• [WHAT YOU NEED TO DO]:
Please pick out every line in the material below that contains the string "price", matching case exactly, and copy each of those lines in full.
-- start SUPPLIED MATERIAL --
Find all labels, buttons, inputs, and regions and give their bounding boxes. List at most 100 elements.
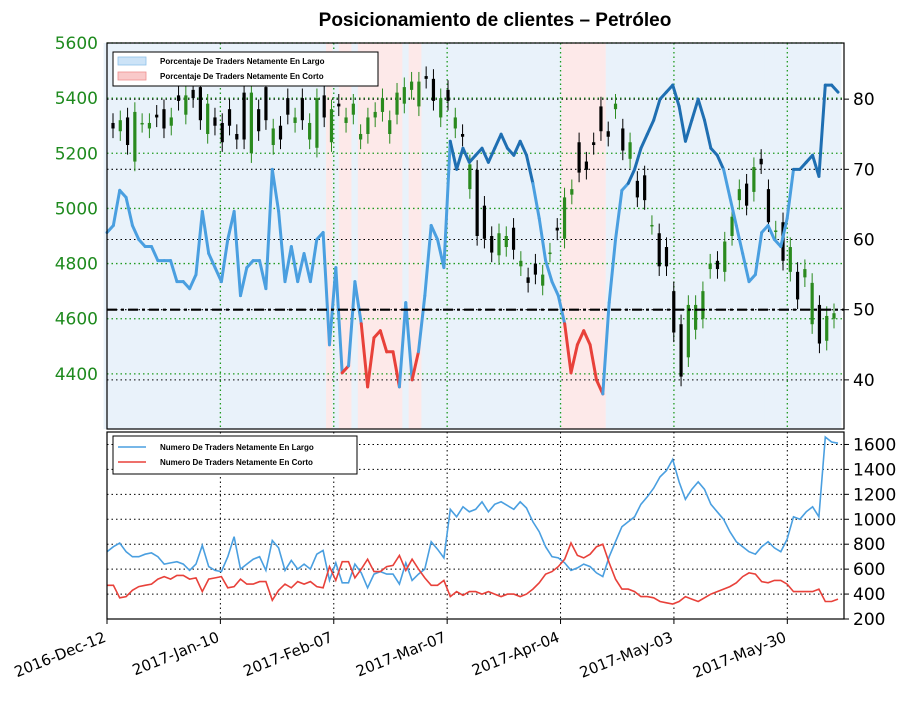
candle-body <box>402 87 406 104</box>
candle-body <box>395 92 399 115</box>
sentiment-bg-bar <box>516 43 524 429</box>
sentiment-bg-bar <box>713 43 721 429</box>
percent-long-segment <box>658 90 668 101</box>
sentiment-bg-bar <box>764 43 772 429</box>
percent-long-segment <box>696 97 707 122</box>
sentiment-bg-bar <box>357 43 365 429</box>
percent-long-segment <box>397 301 408 389</box>
percent-long-segment <box>264 167 274 291</box>
candle-body <box>453 117 457 129</box>
candle-body <box>526 277 530 283</box>
candle-body <box>344 117 348 123</box>
candle-body <box>599 106 603 132</box>
chart-title: Posicionamiento de clientes – Petróleo <box>319 10 672 31</box>
sentiment-bg-bar <box>802 43 810 429</box>
price-tick-label: 5200 <box>55 144 98 164</box>
sentiment-bg-bar <box>790 43 797 429</box>
sentiment-bg-bar <box>567 43 575 429</box>
sentiment-bg-bar <box>796 43 804 429</box>
top-legend-box <box>112 51 379 87</box>
sentiment-bg-bar <box>421 43 429 429</box>
percent-long-segment <box>728 195 738 227</box>
sentiment-bg-bar <box>160 43 168 429</box>
percent-long-segment <box>607 238 618 305</box>
percent-long-segment <box>245 259 255 270</box>
bottom-panel-frame <box>106 431 845 620</box>
percent-long-segment <box>779 216 789 249</box>
percent-long-segment <box>741 252 751 284</box>
candle-body <box>657 233 661 267</box>
sentiment-bg-bar <box>186 43 194 429</box>
sentiment-bg-bar <box>605 43 613 429</box>
sentiment-bg-bar <box>548 43 556 429</box>
sentiment-bg-bar <box>281 43 289 429</box>
sentiment-bg-bar <box>662 43 670 429</box>
percent-long-segment <box>302 252 312 284</box>
candle-body <box>155 114 159 118</box>
count-tick-label: 800 <box>853 535 885 555</box>
candle-body <box>774 230 778 232</box>
candle-body <box>169 117 173 126</box>
candle-body <box>541 274 545 286</box>
sentiment-bg-bar <box>395 43 403 429</box>
candle-body <box>715 260 720 270</box>
legend-swatch-long <box>117 56 147 66</box>
sentiment-bg-bar <box>148 43 155 429</box>
sentiment-bg-bar <box>643 43 651 429</box>
percent-long-segment <box>620 181 630 192</box>
sentiment-bg-bar <box>739 43 747 429</box>
sentiment-bg-bar <box>497 43 505 429</box>
percent-long-segment <box>722 167 732 199</box>
date-tick-label: 2017-Feb-07 <box>241 628 336 680</box>
percent-long-segment <box>461 146 471 164</box>
sentiment-bg-bar <box>243 43 251 429</box>
count-tick-label: 600 <box>853 560 885 580</box>
candle-body <box>206 103 210 134</box>
candle-body <box>278 125 283 140</box>
sentiment-bg-bar <box>694 43 702 429</box>
sentiment-bg-bar <box>650 43 658 429</box>
sentiment-bg-bar <box>720 43 728 429</box>
percent-long-segment <box>455 146 465 171</box>
percent-long-segment <box>353 280 363 326</box>
sentiment-bg-bar <box>306 43 314 429</box>
candle-body <box>264 87 268 121</box>
sentiment-bg-bar <box>262 43 270 429</box>
sentiment-bg-bar <box>198 43 206 429</box>
sentiment-bg-bar <box>122 43 130 429</box>
sentiment-bg-bar <box>249 43 257 429</box>
percent-long-segment <box>817 83 827 178</box>
sentiment-bg-bar <box>154 43 162 429</box>
sentiment-bg-bar <box>465 43 473 429</box>
percent-long-segment <box>703 118 713 150</box>
percent-long-segment <box>340 364 351 375</box>
price-tick-label: 5400 <box>55 89 98 109</box>
percent-long-segment <box>671 83 681 108</box>
date-tick-label: 2017-May-30 <box>690 628 788 682</box>
percent-long-segment <box>690 97 700 122</box>
candle-body <box>592 142 596 146</box>
candle-body <box>752 167 756 192</box>
percent-long-segment <box>734 223 745 256</box>
candle-body <box>235 133 239 140</box>
percent-long-segment <box>715 153 726 171</box>
candle-body <box>380 98 385 112</box>
percent-long-segment <box>575 329 586 347</box>
candle-body <box>606 131 610 137</box>
sentiment-bg-bar <box>300 43 308 429</box>
bottom-panel: 200 400 600 800 1000 1200 1400 1600 Numero De T… <box>106 431 896 630</box>
percent-long-segment <box>429 223 440 242</box>
percent-long-segment <box>614 188 624 242</box>
sentiment-bg-bar <box>440 43 448 429</box>
candle-body <box>788 247 792 272</box>
sentiment-bg-bar <box>732 43 740 429</box>
percent-long-segment <box>308 238 319 284</box>
candle-body <box>460 133 465 137</box>
sentiment-bg-bar <box>383 43 391 429</box>
percent-long-segment <box>480 146 490 164</box>
percent-long-segment <box>359 322 370 389</box>
candle-body <box>147 122 152 129</box>
sentiment-bg-bar <box>268 43 276 429</box>
percent-long-segment <box>633 146 643 171</box>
-- end SUPPLIED MATERIAL --
• [EXERCISE OUTPUT]:
price-tick-label: 5200 <box>55 144 98 164</box>
price-tick-label: 5400 <box>55 89 98 109</box>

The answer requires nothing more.